● **SET PROBLEM**
Copy the entries below exactly. Images do not belong in the copy.
──────── TASK MATERIAL ────────
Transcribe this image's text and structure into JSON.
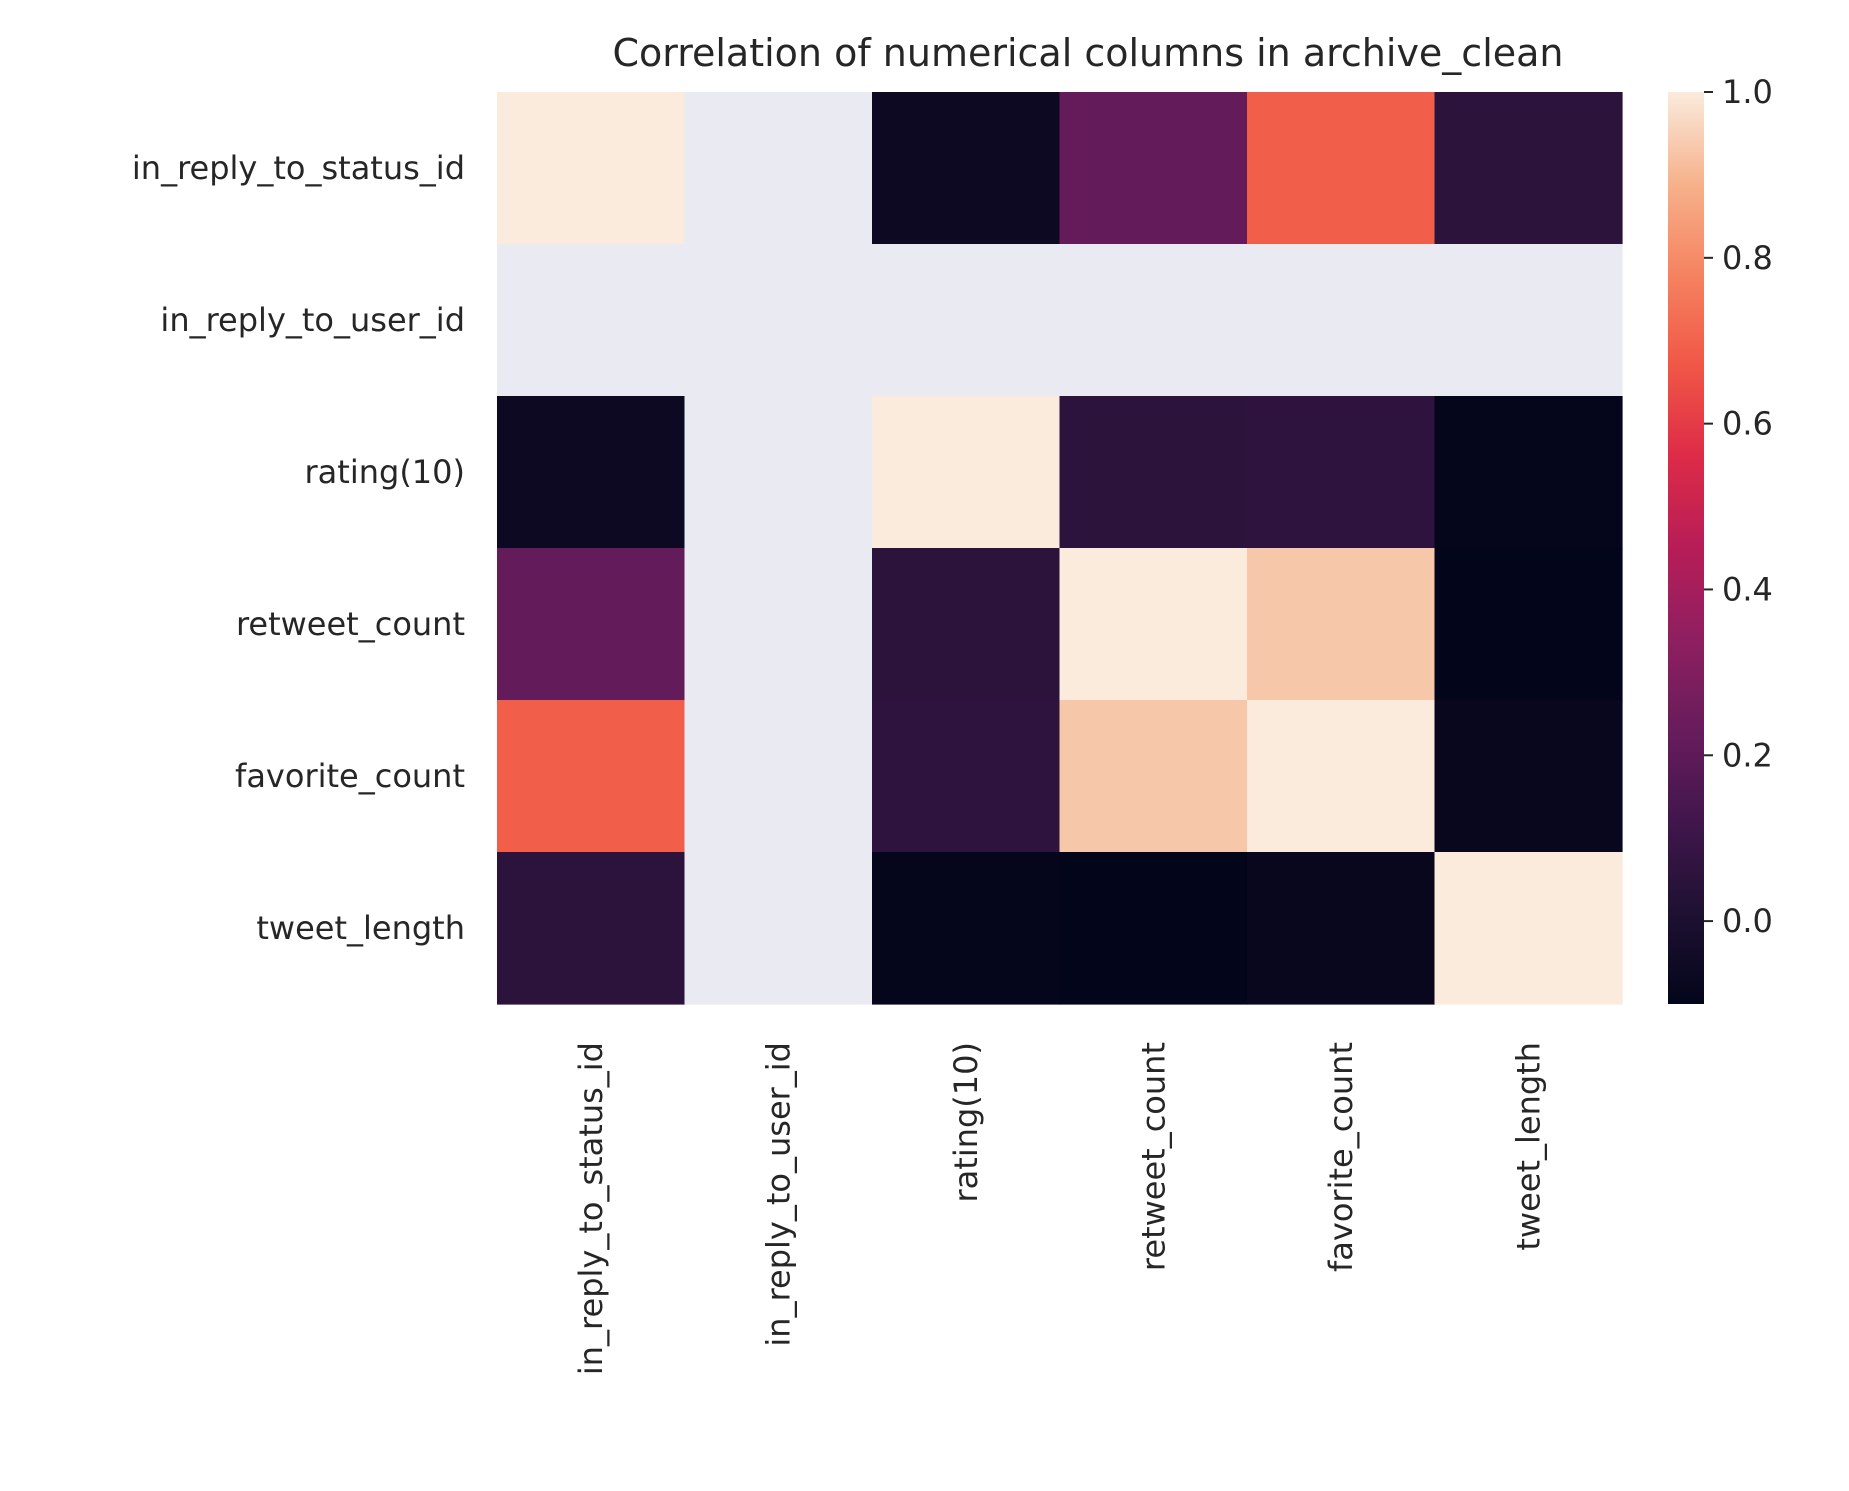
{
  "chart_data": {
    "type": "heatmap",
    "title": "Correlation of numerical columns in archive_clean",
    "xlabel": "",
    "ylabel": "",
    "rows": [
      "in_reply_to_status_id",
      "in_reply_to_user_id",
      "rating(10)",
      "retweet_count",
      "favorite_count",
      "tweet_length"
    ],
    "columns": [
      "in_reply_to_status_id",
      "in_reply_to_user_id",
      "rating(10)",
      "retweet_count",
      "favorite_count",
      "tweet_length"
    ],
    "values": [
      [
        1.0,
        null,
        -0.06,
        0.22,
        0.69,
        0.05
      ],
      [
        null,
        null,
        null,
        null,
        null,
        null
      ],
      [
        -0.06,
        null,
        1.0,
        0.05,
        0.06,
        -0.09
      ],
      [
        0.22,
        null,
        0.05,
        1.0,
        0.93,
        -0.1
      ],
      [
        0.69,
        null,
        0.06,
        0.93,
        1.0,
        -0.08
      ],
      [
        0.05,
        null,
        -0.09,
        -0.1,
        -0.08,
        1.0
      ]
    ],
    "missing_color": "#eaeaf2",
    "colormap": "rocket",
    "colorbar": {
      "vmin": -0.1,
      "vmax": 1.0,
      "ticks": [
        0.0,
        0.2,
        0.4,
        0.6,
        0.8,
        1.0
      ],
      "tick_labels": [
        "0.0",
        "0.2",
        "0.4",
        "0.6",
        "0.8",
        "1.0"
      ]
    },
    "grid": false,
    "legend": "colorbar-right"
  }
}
────────
● **SOLUTION**
Transcribe this image's text and structure into JSON.
{
  "chart_data": {
    "type": "heatmap",
    "title": "Correlation of numerical columns in archive_clean",
    "xlabel": "",
    "ylabel": "",
    "rows": [
      "in_reply_to_status_id",
      "in_reply_to_user_id",
      "rating(10)",
      "retweet_count",
      "favorite_count",
      "tweet_length"
    ],
    "columns": [
      "in_reply_to_status_id",
      "in_reply_to_user_id",
      "rating(10)",
      "retweet_count",
      "favorite_count",
      "tweet_length"
    ],
    "values": [
      [
        1.0,
        null,
        -0.06,
        0.22,
        0.69,
        0.05
      ],
      [
        null,
        null,
        null,
        null,
        null,
        null
      ],
      [
        -0.06,
        null,
        1.0,
        0.05,
        0.06,
        -0.09
      ],
      [
        0.22,
        null,
        0.05,
        1.0,
        0.93,
        -0.1
      ],
      [
        0.69,
        null,
        0.06,
        0.93,
        1.0,
        -0.08
      ],
      [
        0.05,
        null,
        -0.09,
        -0.1,
        -0.08,
        1.0
      ]
    ],
    "missing_color": "#eaeaf2",
    "colormap": "rocket",
    "colorbar": {
      "vmin": -0.1,
      "vmax": 1.0,
      "ticks": [
        0.0,
        0.2,
        0.4,
        0.6,
        0.8,
        1.0
      ],
      "tick_labels": [
        "0.0",
        "0.2",
        "0.4",
        "0.6",
        "0.8",
        "1.0"
      ]
    },
    "grid": false,
    "legend": "colorbar-right"
  }
}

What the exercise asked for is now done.